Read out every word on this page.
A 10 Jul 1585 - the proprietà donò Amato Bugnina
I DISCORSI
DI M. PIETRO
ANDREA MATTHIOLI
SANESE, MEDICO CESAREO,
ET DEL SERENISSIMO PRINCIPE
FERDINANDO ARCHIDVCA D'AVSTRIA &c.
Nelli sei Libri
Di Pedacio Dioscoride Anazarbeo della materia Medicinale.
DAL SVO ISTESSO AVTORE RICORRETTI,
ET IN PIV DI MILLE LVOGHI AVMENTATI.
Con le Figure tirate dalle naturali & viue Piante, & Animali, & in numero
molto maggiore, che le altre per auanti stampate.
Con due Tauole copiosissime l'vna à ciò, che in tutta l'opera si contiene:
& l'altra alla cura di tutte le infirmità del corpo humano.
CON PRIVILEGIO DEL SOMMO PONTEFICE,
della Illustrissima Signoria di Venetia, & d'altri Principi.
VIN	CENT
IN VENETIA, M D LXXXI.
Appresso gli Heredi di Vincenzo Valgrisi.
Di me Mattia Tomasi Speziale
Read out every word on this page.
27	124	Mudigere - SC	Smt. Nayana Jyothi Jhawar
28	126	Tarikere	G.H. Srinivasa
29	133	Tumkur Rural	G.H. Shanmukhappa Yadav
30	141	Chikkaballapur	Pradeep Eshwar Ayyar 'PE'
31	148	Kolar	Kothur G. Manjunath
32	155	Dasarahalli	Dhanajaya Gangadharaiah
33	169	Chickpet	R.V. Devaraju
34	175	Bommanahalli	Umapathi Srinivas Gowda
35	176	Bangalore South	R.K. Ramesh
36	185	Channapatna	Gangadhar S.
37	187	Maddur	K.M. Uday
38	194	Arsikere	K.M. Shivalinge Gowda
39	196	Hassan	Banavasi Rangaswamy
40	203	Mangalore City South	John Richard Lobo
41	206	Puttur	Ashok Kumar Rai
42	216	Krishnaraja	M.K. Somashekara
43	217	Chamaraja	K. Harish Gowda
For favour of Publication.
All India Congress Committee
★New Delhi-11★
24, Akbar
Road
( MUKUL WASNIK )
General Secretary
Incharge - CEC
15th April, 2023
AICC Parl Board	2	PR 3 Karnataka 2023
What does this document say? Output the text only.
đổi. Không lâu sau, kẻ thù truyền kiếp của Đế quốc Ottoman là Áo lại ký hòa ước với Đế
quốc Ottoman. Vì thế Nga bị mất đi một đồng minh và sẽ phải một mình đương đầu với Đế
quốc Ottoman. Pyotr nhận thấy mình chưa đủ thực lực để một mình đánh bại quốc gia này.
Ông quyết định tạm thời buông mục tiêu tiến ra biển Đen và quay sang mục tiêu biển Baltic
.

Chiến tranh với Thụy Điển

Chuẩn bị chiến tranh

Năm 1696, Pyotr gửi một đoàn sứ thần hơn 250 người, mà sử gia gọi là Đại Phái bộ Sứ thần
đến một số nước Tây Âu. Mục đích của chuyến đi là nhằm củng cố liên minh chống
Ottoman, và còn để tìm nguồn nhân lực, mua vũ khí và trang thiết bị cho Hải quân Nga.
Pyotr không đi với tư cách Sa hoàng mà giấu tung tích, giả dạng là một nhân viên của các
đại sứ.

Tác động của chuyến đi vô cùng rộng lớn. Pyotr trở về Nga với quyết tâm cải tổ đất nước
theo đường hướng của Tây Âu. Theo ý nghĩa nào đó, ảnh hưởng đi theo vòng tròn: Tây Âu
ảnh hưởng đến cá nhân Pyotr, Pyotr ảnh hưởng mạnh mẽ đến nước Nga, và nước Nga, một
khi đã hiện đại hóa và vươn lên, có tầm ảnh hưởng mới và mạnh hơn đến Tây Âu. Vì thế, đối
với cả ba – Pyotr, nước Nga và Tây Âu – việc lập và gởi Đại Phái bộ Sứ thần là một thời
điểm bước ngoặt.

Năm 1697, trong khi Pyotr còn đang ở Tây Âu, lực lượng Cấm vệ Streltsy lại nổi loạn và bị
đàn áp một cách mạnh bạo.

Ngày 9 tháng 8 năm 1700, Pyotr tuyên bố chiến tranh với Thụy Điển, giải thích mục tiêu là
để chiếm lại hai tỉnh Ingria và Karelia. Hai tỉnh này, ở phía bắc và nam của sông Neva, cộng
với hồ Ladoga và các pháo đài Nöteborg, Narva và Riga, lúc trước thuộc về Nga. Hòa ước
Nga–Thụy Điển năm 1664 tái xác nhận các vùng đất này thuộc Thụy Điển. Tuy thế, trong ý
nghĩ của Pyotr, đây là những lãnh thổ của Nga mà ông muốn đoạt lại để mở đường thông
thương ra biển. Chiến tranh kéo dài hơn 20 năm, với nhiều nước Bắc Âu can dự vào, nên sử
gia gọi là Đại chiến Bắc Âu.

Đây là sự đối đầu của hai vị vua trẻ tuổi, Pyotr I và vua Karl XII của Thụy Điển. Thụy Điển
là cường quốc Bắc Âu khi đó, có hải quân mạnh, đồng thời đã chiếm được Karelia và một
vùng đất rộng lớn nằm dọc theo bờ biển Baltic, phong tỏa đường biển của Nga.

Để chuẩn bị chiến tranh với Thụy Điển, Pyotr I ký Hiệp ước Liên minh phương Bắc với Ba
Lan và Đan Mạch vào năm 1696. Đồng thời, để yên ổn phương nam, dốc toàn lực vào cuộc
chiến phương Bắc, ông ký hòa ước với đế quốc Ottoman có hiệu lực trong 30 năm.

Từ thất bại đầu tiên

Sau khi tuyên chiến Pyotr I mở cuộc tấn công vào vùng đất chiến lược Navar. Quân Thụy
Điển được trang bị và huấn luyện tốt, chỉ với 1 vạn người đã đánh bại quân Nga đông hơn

★ ★ ★

_Exercise requirements_.
Each record must be returned exactly as it is written.

_Answer to this problem_.
Read out every word on this page.
A 10 Jul 1585 - the proprietà donò Amato Bugnina
I DISCORSI
DI M. PIETRO
ANDREA MATTHIOLI
SANESE, MEDICO CESAREO,
ET DEL SERENISSIMO PRINCIPE
FERDINANDO ARCHIDVCA D'AVSTRIA &c.
Nelli sei Libri
Di Pedacio Dioscoride Anazarbeo della materia Medicinale.
DAL SVO ISTESSO AVTORE RICORRETTI,
ET IN PIV DI MILLE LVOGHI AVMENTATI.
Con le Figure tirate dalle naturali & viue Piante, & Animali, & in numero
molto maggiore, che le altre per auanti stampate.
Con due Tauole copiosissime l'vna à ciò, che in tutta l'opera si contiene:
& l'altra alla cura di tutte le infirmità del corpo humano.
CON PRIVILEGIO DEL SOMMO PONTEFICE,
della Illustrissima Signoria di Venetia, & d'altri Principi.
VIN	CENT
IN VENETIA, M D LXXXI.
Appresso gli Heredi di Vincenzo Valgrisi.
Di me Mattia Tomasi Speziale
Read out every word on this page.
27	124	Mudigere - SC	Smt. Nayana Jyothi Jhawar
28	126	Tarikere	G.H. Srinivasa
29	133	Tumkur Rural	G.H. Shanmukhappa Yadav
30	141	Chikkaballapur	Pradeep Eshwar Ayyar 'PE'
31	148	Kolar	Kothur G. Manjunath
32	155	Dasarahalli	Dhanajaya Gangadharaiah
33	169	Chickpet	R.V. Devaraju
34	175	Bommanahalli	Umapathi Srinivas Gowda
35	176	Bangalore South	R.K. Ramesh
36	185	Channapatna	Gangadhar S.
37	187	Maddur	K.M. Uday
38	194	Arsikere	K.M. Shivalinge Gowda
39	196	Hassan	Banavasi Rangaswamy
40	203	Mangalore City South	John Richard Lobo
41	206	Puttur	Ashok Kumar Rai
42	216	Krishnaraja	M.K. Somashekara
43	217	Chamaraja	K. Harish Gowda
For favour of Publication.
All India Congress Committee
★New Delhi-11★
24, Akbar
Road
( MUKUL WASNIK )
General Secretary
Incharge - CEC
15th April, 2023
AICC Parl Board	2	PR 3 Karnataka 2023
What does this document say? Output the text only.
đổi. Không lâu sau, kẻ thù truyền kiếp của Đế quốc Ottoman là Áo lại ký hòa ước với Đế
quốc Ottoman. Vì thế Nga bị mất đi một đồng minh và sẽ phải một mình đương đầu với Đế
quốc Ottoman. Pyotr nhận thấy mình chưa đủ thực lực để một mình đánh bại quốc gia này.
Ông quyết định tạm thời buông mục tiêu tiến ra biển Đen và quay sang mục tiêu biển Baltic
.

Chiến tranh với Thụy Điển

Chuẩn bị chiến tranh

Năm 1696, Pyotr gửi một đoàn sứ thần hơn 250 người, mà sử gia gọi là Đại Phái bộ Sứ thần
đến một số nước Tây Âu. Mục đích của chuyến đi là nhằm củng cố liên minh chống
Ottoman, và còn để tìm nguồn nhân lực, mua vũ khí và trang thiết bị cho Hải quân Nga.
Pyotr không đi với tư cách Sa hoàng mà giấu tung tích, giả dạng là một nhân viên của các
đại sứ.

Tác động của chuyến đi vô cùng rộng lớn. Pyotr trở về Nga với quyết tâm cải tổ đất nước
theo đường hướng của Tây Âu. Theo ý nghĩa nào đó, ảnh hưởng đi theo vòng tròn: Tây Âu
ảnh hưởng đến cá nhân Pyotr, Pyotr ảnh hưởng mạnh mẽ đến nước Nga, và nước Nga, một
khi đã hiện đại hóa và vươn lên, có tầm ảnh hưởng mới và mạnh hơn đến Tây Âu. Vì thế, đối
với cả ba – Pyotr, nước Nga và Tây Âu – việc lập và gởi Đại Phái bộ Sứ thần là một thời
điểm bước ngoặt.

Năm 1697, trong khi Pyotr còn đang ở Tây Âu, lực lượng Cấm vệ Streltsy lại nổi loạn và bị
đàn áp một cách mạnh bạo.

Ngày 9 tháng 8 năm 1700, Pyotr tuyên bố chiến tranh với Thụy Điển, giải thích mục tiêu là
để chiếm lại hai tỉnh Ingria và Karelia. Hai tỉnh này, ở phía bắc và nam của sông Neva, cộng
với hồ Ladoga và các pháo đài Nöteborg, Narva và Riga, lúc trước thuộc về Nga. Hòa ước
Nga–Thụy Điển năm 1664 tái xác nhận các vùng đất này thuộc Thụy Điển. Tuy thế, trong ý
nghĩ của Pyotr, đây là những lãnh thổ của Nga mà ông muốn đoạt lại để mở đường thông
thương ra biển. Chiến tranh kéo dài hơn 20 năm, với nhiều nước Bắc Âu can dự vào, nên sử
gia gọi là Đại chiến Bắc Âu.

Đây là sự đối đầu của hai vị vua trẻ tuổi, Pyotr I và vua Karl XII của Thụy Điển. Thụy Điển
là cường quốc Bắc Âu khi đó, có hải quân mạnh, đồng thời đã chiếm được Karelia và một
vùng đất rộng lớn nằm dọc theo bờ biển Baltic, phong tỏa đường biển của Nga.

Để chuẩn bị chiến tranh với Thụy Điển, Pyotr I ký Hiệp ước Liên minh phương Bắc với Ba
Lan và Đan Mạch vào năm 1696. Đồng thời, để yên ổn phương nam, dốc toàn lực vào cuộc
chiến phương Bắc, ông ký hòa ước với đế quốc Ottoman có hiệu lực trong 30 năm.

Từ thất bại đầu tiên

Sau khi tuyên chiến Pyotr I mở cuộc tấn công vào vùng đất chiến lược Navar. Quân Thụy
Điển được trang bị và huấn luyện tốt, chỉ với 1 vạn người đã đánh bại quân Nga đông hơn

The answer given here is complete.